DATA FOR PROCESSING:

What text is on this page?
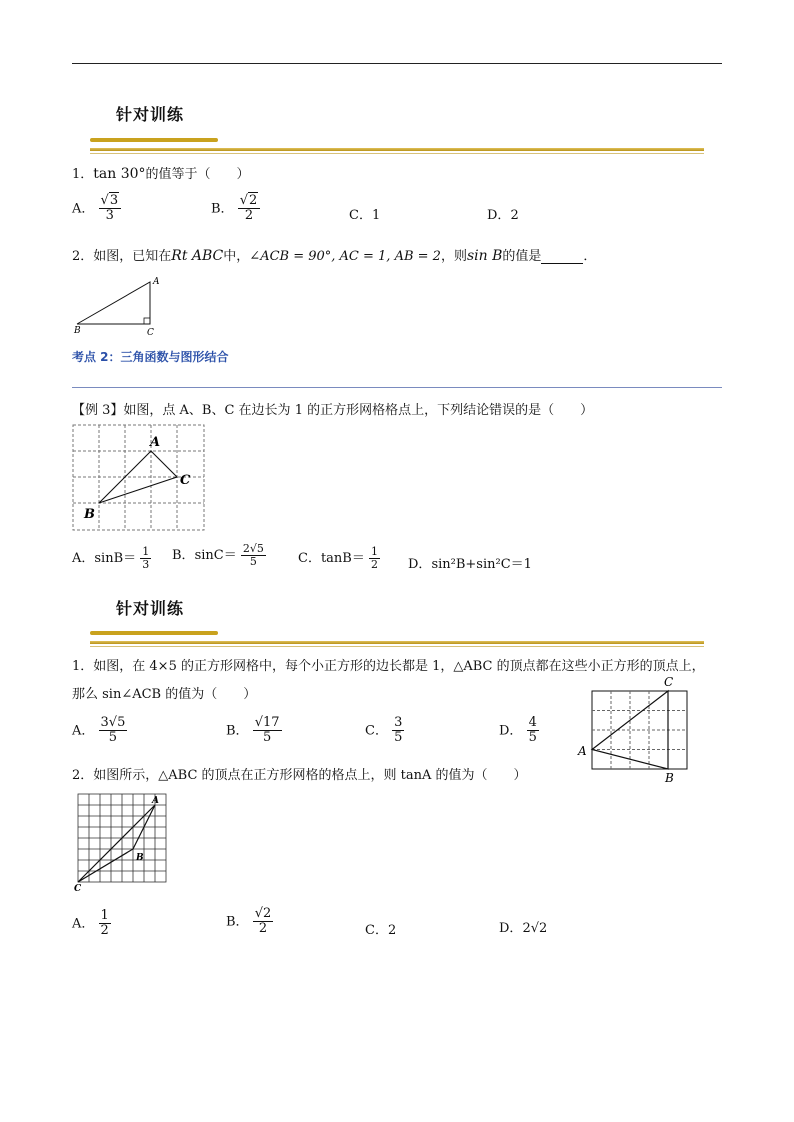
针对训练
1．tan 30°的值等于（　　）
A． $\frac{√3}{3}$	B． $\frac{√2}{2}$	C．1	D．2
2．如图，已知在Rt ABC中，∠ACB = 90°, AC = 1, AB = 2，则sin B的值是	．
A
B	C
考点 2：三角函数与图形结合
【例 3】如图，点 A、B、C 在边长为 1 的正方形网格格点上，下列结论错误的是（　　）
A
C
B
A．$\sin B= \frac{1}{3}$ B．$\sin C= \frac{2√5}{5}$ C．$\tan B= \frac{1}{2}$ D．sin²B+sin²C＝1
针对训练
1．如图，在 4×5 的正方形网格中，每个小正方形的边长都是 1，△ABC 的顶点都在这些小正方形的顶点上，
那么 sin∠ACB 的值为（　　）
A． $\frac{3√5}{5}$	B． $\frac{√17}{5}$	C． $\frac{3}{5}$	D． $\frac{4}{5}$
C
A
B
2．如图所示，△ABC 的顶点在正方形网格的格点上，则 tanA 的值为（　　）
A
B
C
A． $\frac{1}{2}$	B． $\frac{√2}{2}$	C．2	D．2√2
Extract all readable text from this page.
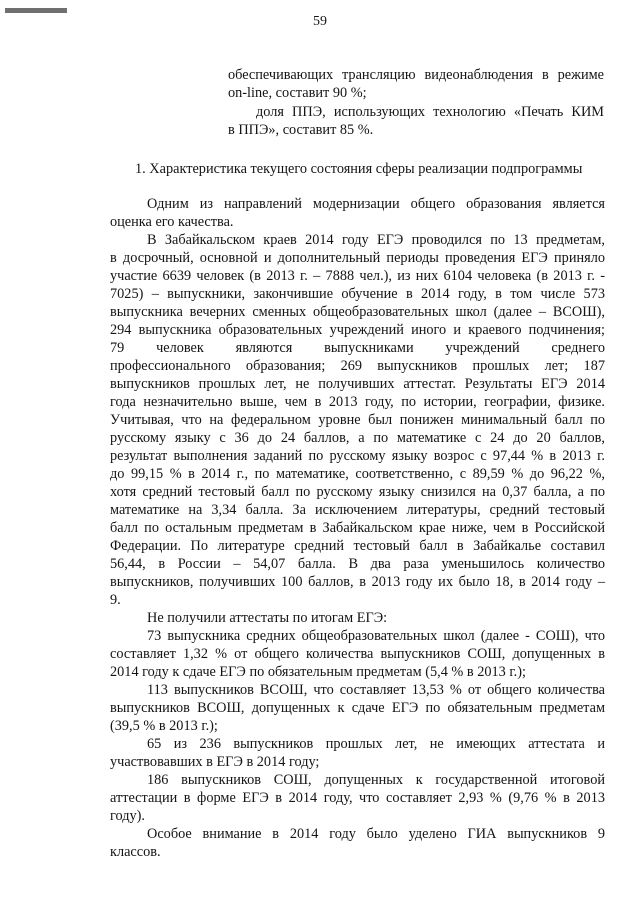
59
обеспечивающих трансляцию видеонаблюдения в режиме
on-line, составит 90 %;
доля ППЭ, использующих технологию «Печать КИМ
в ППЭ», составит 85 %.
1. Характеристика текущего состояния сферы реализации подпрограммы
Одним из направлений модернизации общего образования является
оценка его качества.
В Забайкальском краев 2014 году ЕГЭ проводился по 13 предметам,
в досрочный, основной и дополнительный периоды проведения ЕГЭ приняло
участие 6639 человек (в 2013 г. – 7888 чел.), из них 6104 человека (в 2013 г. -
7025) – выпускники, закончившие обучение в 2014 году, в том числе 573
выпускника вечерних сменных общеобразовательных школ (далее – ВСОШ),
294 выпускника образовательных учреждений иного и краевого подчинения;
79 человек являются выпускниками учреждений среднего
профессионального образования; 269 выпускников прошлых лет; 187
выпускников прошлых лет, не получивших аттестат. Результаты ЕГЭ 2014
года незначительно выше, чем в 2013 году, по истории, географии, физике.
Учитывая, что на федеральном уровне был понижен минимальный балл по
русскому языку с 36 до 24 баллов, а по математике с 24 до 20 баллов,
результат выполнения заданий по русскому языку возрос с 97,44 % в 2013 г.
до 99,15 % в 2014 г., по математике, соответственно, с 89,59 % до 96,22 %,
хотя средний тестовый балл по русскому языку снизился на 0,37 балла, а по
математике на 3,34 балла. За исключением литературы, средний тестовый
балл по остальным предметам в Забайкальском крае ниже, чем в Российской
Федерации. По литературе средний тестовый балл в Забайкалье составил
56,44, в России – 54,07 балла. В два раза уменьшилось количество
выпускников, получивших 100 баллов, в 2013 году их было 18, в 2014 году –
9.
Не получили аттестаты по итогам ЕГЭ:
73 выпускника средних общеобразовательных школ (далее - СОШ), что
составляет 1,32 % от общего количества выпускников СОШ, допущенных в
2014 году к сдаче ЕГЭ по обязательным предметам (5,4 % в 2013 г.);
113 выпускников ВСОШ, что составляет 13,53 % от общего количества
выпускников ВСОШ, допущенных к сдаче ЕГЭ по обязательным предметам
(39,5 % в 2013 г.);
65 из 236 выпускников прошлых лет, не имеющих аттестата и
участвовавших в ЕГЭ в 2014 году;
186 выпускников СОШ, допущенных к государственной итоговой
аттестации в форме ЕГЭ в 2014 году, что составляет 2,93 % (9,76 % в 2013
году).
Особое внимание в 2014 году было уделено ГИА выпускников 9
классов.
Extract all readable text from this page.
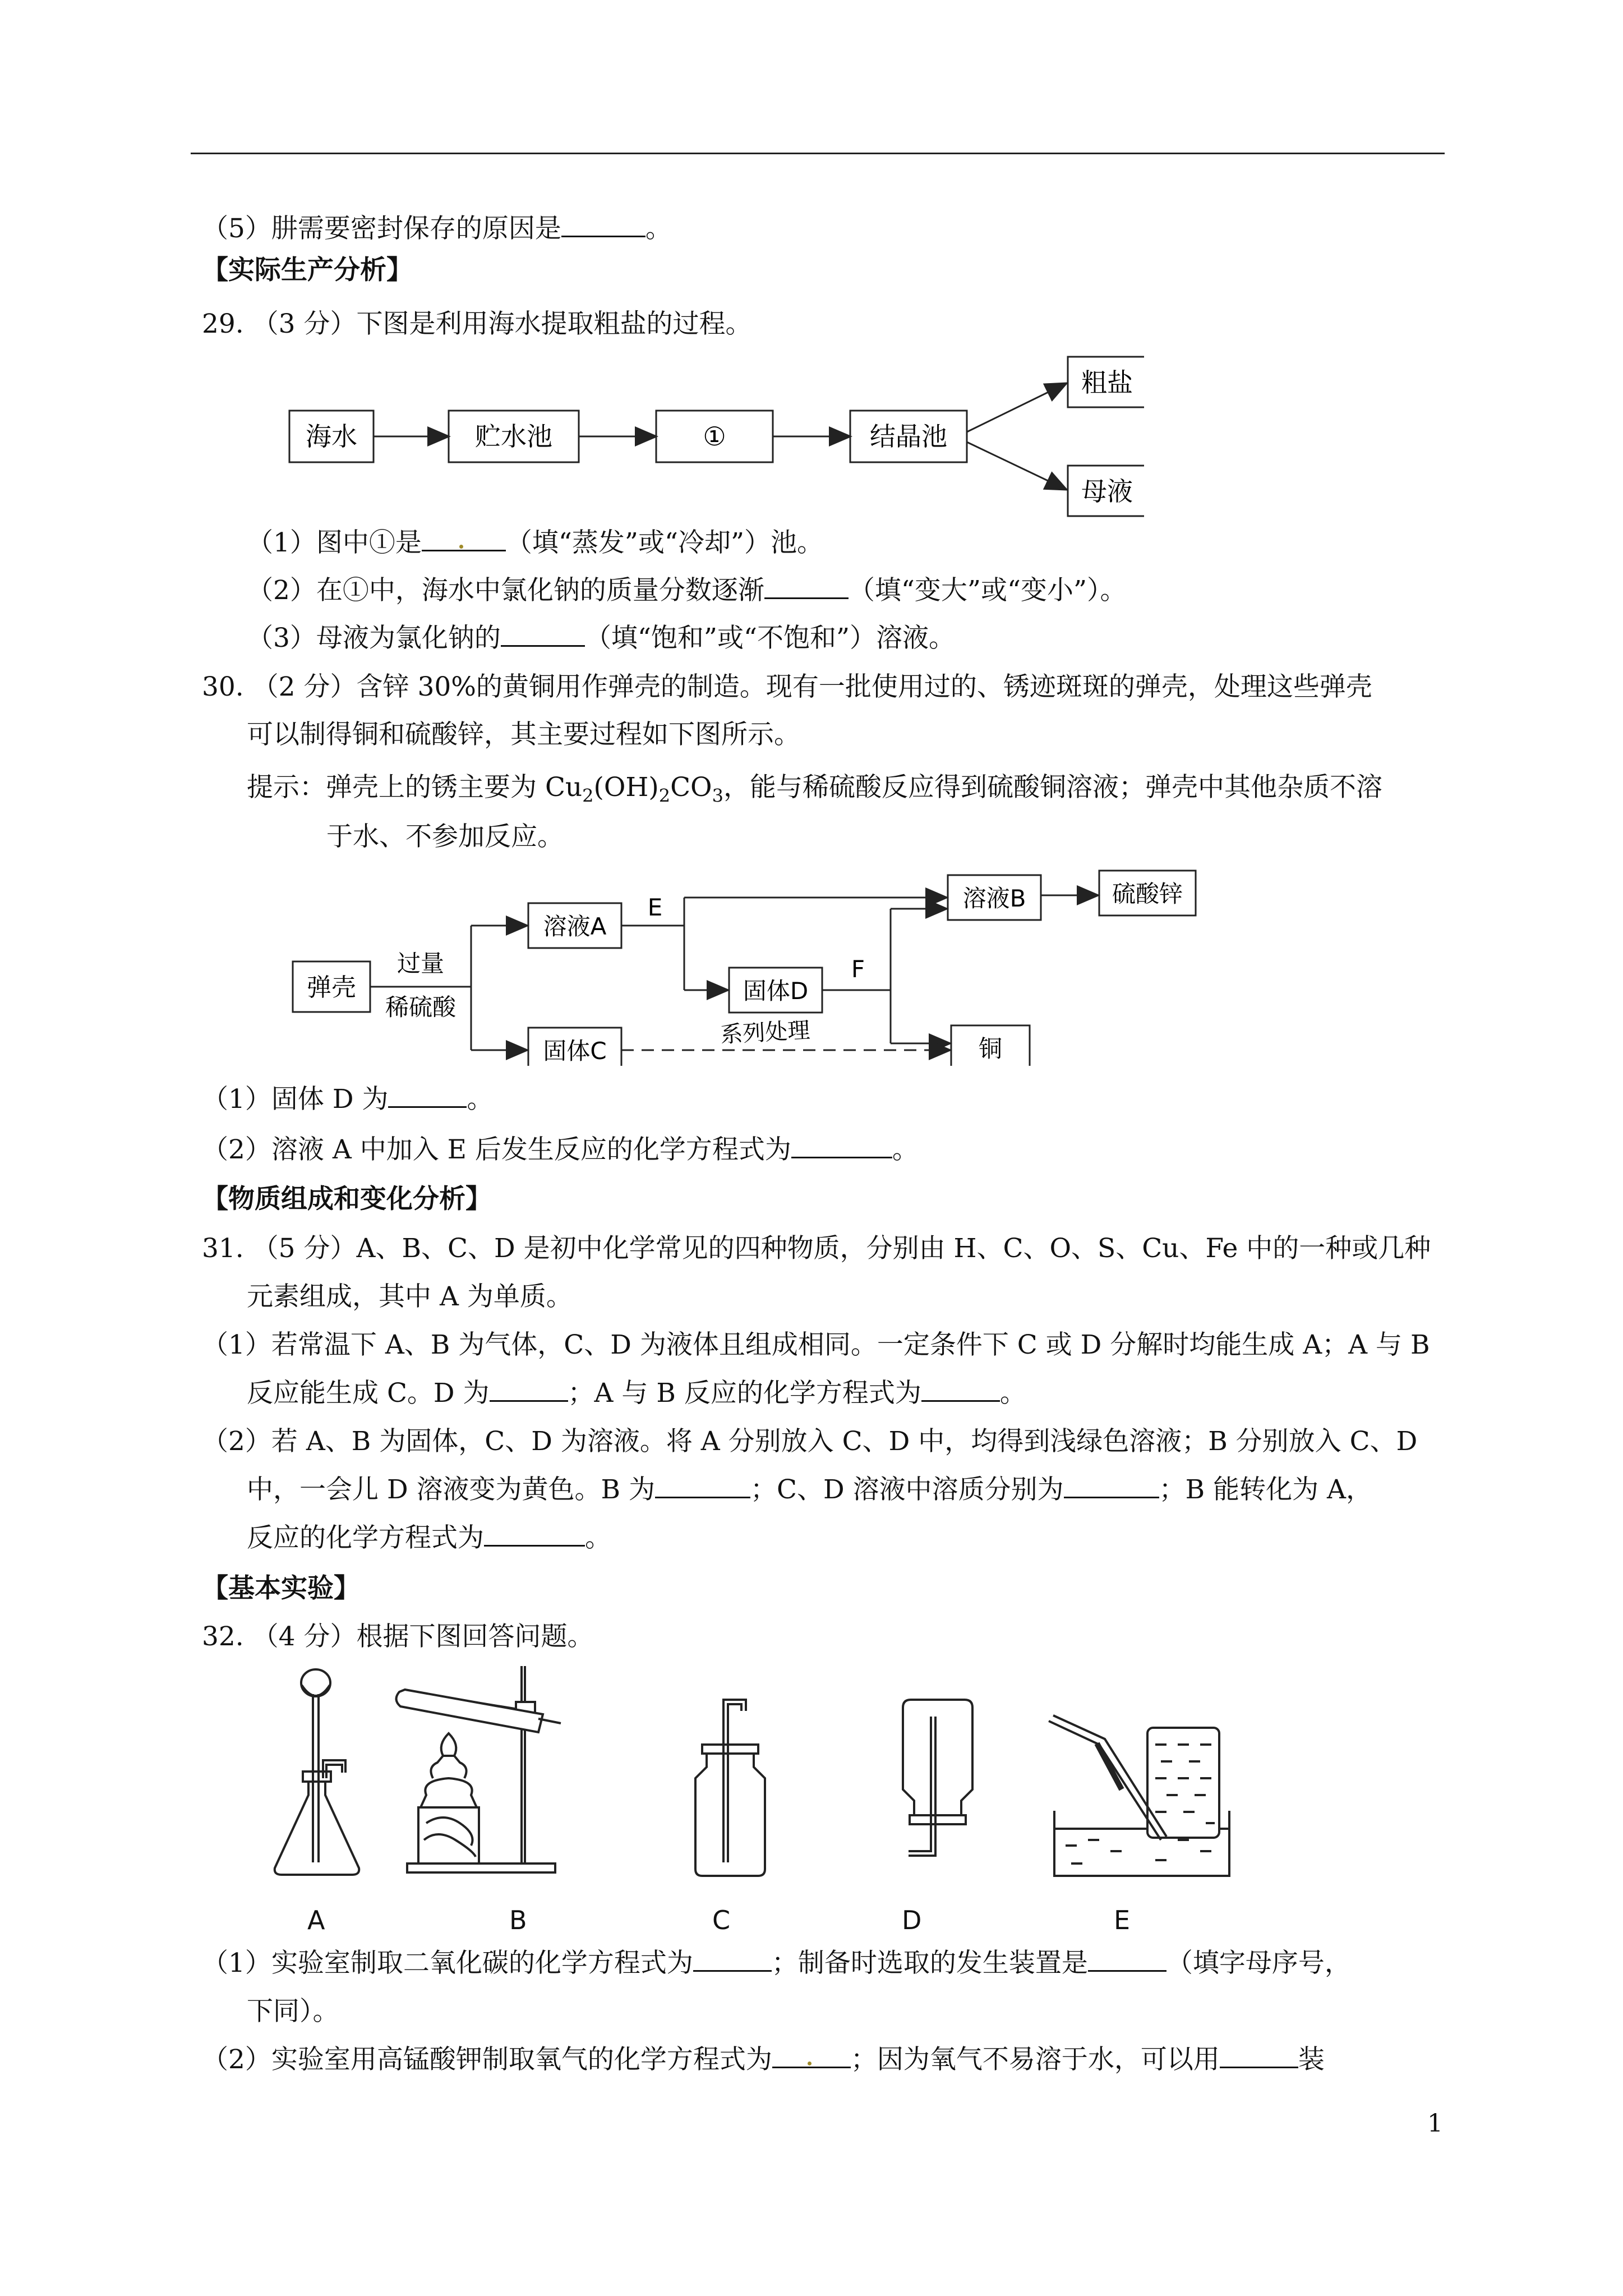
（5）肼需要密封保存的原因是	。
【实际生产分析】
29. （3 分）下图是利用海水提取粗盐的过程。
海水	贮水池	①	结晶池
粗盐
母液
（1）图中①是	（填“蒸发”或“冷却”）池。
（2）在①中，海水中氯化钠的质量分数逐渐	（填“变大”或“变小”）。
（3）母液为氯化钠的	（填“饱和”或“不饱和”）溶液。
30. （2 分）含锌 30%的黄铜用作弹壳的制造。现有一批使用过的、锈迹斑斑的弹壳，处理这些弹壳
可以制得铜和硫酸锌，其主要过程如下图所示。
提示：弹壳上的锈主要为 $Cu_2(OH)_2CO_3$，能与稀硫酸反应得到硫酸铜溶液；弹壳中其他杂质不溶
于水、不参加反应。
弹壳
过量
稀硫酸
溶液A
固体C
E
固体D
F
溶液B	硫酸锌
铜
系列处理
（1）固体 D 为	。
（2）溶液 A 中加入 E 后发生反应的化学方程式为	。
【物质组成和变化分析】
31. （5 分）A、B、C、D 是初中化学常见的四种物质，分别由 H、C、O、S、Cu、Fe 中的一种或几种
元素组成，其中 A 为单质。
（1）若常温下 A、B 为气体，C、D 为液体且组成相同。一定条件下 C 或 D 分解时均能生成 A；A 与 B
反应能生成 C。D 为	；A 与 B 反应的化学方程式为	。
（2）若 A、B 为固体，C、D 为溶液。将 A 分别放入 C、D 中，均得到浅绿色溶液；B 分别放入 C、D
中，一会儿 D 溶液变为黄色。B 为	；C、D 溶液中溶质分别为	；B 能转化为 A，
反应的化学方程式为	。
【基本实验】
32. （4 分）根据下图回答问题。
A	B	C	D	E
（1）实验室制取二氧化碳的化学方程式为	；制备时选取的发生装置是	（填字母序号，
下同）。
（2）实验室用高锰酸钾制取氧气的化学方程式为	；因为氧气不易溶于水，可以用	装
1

REQUEST: Extract all lines from the data in which "обязательным" is found.

EXERCISE OUTPUT:
2014 году к сдаче ЕГЭ по обязательным предметам (5,4 % в 2013 г.);
выпускников ВСОШ, допущенных к сдаче ЕГЭ по обязательным предметам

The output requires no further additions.